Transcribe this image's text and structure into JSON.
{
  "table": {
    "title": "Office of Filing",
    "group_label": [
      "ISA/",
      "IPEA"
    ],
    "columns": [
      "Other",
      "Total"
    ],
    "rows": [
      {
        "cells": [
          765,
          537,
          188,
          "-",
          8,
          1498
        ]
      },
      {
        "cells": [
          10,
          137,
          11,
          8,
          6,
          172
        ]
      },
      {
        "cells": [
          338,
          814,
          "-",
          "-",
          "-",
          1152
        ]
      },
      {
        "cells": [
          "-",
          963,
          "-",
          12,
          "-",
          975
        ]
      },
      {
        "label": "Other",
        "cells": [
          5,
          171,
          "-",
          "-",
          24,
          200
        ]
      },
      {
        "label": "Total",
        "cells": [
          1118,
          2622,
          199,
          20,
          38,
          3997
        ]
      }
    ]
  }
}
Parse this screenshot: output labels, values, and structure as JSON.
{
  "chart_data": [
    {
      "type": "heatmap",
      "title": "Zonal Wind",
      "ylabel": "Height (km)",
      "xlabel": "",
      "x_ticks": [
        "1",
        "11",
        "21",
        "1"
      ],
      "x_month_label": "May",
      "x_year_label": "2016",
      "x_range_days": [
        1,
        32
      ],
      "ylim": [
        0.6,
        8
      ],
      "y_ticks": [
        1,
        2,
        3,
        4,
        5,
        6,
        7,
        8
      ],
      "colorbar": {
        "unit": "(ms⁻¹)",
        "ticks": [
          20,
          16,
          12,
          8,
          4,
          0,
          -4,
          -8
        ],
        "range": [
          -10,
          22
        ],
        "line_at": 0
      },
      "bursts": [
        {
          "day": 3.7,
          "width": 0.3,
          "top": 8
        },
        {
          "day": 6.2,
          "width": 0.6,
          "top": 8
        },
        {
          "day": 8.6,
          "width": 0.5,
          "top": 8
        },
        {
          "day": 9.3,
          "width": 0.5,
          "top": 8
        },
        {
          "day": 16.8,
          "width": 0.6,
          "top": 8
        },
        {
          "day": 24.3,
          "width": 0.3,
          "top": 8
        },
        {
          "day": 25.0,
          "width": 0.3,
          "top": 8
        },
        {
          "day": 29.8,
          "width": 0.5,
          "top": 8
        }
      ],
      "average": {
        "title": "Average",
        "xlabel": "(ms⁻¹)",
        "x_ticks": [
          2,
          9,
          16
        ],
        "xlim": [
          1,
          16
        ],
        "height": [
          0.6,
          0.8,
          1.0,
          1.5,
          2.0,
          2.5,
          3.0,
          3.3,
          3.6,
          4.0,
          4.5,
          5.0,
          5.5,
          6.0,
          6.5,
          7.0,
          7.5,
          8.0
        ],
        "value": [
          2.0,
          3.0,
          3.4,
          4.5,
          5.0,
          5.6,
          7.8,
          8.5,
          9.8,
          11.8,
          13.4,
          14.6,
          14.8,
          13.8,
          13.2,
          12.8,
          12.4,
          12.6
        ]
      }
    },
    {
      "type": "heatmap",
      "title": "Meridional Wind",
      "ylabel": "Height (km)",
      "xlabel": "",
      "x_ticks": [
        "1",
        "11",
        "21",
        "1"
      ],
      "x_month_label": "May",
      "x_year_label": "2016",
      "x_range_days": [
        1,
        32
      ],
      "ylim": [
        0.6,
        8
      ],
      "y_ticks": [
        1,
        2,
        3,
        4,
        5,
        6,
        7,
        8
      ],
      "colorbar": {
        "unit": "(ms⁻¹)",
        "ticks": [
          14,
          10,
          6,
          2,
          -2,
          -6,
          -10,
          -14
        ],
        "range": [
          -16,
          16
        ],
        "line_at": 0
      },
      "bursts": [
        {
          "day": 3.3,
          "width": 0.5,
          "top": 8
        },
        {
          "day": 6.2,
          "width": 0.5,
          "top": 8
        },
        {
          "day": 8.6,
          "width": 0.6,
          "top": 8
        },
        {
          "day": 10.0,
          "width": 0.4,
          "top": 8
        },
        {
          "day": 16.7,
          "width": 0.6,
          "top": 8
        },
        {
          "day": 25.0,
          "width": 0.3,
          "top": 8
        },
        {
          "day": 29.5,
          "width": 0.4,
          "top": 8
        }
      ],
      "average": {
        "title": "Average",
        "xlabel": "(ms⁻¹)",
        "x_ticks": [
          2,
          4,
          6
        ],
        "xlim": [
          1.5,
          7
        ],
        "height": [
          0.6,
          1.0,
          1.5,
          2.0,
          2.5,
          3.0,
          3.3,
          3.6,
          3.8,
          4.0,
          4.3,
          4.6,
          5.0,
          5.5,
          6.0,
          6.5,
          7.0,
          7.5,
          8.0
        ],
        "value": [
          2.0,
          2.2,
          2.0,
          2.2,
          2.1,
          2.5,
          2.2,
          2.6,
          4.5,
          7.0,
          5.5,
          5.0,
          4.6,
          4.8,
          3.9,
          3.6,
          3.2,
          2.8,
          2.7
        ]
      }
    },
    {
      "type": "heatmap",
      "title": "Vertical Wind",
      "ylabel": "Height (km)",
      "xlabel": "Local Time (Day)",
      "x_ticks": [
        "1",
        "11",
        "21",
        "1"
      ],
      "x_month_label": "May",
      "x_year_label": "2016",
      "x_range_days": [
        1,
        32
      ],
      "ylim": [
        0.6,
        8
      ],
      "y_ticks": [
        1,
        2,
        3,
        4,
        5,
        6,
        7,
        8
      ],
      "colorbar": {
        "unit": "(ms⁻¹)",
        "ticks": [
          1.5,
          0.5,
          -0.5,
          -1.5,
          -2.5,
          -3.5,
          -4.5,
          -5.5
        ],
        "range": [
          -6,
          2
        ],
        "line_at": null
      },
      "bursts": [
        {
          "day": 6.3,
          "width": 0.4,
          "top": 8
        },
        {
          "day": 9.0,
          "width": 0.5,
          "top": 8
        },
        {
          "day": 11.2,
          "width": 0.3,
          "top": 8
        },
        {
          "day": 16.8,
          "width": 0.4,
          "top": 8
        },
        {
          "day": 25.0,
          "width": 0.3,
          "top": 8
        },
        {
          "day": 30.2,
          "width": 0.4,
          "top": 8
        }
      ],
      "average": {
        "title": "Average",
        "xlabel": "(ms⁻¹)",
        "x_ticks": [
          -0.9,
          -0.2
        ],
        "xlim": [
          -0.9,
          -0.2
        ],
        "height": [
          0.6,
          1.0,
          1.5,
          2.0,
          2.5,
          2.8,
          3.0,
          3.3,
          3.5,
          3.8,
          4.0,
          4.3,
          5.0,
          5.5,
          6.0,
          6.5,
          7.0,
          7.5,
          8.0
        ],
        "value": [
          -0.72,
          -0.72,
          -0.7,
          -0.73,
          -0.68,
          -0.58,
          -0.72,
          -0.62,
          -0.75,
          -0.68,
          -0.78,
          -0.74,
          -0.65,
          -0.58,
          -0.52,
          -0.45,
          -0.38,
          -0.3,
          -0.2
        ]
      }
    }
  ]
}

Task to complete
Write down only how many lines in the listing contain the word "structure".

Exercise answer
2